EXERCISE: Look through the records below and give the number of lines holding the string "color", nothing more.

[A block of data]

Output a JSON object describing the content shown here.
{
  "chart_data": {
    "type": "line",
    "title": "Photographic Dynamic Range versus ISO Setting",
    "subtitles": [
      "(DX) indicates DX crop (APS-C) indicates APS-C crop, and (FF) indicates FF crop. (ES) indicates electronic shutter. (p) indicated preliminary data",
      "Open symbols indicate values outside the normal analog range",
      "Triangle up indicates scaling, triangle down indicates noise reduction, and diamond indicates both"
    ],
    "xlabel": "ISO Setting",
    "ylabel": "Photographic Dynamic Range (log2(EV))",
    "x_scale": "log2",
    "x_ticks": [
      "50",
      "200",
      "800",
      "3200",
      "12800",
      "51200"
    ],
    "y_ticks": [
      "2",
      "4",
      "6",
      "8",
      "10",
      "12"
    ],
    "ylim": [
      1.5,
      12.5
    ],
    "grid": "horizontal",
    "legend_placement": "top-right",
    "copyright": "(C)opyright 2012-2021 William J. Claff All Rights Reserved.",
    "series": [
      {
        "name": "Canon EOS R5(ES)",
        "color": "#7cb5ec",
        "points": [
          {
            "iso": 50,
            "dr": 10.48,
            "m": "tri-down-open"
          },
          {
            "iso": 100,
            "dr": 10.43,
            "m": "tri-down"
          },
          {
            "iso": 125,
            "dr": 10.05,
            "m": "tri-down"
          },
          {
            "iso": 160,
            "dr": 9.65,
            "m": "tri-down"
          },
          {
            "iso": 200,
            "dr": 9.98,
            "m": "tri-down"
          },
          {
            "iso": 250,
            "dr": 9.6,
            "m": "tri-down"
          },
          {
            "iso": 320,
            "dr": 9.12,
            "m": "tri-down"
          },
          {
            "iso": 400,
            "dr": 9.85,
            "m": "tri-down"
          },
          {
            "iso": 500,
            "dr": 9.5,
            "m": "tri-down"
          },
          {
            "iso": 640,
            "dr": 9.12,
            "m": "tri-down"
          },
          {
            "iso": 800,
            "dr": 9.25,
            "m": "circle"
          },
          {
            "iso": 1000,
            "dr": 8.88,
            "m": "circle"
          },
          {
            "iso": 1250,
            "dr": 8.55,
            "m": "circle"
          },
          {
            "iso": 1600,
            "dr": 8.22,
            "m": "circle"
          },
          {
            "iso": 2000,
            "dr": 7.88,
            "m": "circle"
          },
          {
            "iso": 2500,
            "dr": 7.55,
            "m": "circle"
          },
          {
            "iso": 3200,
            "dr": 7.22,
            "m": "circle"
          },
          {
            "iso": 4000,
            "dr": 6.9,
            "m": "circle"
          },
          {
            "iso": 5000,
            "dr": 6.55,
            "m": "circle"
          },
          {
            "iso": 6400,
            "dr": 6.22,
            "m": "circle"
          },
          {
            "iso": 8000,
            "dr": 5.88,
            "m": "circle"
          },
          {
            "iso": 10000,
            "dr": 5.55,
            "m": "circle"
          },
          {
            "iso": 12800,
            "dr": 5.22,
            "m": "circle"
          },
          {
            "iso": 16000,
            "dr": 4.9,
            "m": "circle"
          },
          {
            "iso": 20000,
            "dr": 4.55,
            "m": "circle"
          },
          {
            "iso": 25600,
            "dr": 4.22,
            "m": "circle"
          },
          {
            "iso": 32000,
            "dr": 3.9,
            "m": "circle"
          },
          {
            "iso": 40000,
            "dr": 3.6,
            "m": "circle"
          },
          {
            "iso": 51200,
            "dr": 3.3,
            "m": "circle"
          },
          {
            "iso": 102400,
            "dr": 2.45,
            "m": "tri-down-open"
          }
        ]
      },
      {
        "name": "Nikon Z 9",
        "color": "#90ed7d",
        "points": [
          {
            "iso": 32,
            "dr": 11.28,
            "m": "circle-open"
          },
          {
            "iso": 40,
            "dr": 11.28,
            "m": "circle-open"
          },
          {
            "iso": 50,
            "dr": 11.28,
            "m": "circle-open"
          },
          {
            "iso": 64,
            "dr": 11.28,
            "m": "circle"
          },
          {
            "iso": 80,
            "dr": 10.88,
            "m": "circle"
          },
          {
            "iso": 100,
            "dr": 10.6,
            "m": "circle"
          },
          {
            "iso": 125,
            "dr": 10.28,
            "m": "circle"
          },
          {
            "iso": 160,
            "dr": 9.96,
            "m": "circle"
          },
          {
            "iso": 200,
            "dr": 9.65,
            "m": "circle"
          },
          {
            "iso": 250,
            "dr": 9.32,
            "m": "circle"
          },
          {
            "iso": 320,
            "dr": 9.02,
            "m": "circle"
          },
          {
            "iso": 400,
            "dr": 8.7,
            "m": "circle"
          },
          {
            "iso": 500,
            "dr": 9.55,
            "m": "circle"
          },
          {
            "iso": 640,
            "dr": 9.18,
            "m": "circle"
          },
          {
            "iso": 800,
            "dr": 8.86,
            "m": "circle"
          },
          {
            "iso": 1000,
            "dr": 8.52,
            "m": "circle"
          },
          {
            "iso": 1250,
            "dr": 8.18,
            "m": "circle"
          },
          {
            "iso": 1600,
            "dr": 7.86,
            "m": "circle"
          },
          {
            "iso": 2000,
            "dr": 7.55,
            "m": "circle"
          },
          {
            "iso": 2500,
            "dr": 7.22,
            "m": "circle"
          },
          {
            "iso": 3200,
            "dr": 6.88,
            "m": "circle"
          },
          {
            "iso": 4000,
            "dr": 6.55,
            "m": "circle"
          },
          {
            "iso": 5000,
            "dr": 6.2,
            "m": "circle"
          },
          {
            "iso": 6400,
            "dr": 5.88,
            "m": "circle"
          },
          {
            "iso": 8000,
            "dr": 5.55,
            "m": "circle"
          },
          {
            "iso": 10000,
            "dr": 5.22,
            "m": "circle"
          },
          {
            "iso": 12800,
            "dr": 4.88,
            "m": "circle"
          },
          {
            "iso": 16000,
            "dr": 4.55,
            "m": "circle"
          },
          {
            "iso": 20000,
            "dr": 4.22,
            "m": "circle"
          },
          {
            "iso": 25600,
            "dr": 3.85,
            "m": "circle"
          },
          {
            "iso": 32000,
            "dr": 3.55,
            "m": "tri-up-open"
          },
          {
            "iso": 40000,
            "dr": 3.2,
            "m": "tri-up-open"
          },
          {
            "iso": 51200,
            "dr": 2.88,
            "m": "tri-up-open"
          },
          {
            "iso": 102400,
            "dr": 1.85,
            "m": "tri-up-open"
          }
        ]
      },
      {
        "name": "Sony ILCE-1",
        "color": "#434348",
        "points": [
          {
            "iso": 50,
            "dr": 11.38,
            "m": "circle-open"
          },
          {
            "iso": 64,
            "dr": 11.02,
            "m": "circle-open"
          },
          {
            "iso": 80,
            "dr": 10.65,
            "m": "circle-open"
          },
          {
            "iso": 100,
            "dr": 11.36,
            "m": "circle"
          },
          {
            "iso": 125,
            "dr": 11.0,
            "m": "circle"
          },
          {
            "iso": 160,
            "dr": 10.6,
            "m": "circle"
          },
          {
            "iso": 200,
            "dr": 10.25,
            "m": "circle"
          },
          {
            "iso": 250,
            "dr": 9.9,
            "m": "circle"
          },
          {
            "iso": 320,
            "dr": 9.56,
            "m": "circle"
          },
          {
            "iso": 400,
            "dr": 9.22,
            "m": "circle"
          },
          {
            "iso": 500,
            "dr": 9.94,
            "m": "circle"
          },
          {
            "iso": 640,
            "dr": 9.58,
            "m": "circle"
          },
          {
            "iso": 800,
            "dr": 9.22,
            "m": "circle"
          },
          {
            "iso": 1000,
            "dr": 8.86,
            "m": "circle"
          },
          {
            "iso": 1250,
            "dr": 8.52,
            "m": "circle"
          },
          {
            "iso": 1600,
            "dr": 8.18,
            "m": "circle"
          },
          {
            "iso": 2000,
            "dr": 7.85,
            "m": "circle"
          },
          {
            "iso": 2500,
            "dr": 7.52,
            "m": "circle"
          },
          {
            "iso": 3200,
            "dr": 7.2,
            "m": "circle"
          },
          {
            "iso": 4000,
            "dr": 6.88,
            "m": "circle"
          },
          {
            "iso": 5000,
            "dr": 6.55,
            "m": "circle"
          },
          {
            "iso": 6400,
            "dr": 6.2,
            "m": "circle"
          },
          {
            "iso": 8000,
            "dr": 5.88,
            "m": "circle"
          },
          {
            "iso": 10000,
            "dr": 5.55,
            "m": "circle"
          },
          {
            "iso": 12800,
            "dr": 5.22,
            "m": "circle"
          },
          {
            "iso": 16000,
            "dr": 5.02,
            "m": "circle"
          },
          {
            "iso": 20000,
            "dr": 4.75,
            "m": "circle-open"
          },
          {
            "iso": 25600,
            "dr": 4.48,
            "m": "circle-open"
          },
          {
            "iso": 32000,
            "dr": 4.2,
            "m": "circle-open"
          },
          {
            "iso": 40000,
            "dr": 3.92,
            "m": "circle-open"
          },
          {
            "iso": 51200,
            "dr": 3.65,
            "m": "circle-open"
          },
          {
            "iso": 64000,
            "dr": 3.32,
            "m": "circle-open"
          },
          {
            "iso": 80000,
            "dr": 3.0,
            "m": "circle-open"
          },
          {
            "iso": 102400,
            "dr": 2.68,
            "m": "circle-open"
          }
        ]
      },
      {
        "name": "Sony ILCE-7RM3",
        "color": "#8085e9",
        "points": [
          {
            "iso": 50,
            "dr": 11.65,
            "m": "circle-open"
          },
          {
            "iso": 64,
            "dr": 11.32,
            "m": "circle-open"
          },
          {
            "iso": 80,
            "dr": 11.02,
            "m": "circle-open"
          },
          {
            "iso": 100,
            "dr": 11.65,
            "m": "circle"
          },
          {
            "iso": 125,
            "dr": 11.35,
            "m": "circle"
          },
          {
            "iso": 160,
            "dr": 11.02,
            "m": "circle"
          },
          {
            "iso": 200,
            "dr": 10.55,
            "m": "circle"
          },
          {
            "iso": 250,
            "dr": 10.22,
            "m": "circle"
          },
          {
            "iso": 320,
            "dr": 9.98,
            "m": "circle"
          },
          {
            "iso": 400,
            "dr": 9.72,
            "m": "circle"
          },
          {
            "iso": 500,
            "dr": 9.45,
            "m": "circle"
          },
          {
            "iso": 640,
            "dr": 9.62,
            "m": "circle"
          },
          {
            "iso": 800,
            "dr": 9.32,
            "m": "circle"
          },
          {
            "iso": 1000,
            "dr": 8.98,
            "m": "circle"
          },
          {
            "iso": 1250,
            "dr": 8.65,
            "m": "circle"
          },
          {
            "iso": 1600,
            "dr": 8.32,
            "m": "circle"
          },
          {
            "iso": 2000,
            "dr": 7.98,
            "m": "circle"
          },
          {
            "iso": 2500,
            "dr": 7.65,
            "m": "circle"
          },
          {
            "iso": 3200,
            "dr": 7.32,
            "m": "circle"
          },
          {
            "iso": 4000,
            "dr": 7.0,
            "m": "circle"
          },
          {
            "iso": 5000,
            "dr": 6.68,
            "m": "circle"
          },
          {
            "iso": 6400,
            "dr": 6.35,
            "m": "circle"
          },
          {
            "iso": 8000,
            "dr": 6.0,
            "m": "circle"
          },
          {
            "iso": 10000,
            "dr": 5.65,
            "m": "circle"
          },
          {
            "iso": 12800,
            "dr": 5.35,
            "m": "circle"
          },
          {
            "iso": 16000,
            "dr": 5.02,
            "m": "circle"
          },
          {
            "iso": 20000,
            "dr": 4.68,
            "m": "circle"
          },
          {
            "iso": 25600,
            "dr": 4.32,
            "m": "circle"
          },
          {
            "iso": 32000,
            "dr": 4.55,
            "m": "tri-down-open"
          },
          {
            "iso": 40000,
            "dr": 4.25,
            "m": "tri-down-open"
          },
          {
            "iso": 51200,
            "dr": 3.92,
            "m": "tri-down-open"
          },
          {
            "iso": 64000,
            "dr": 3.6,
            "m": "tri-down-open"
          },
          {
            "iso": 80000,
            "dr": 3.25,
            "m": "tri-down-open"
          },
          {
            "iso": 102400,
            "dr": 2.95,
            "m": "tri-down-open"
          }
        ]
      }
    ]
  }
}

RESULT FOR THIS TASK: 4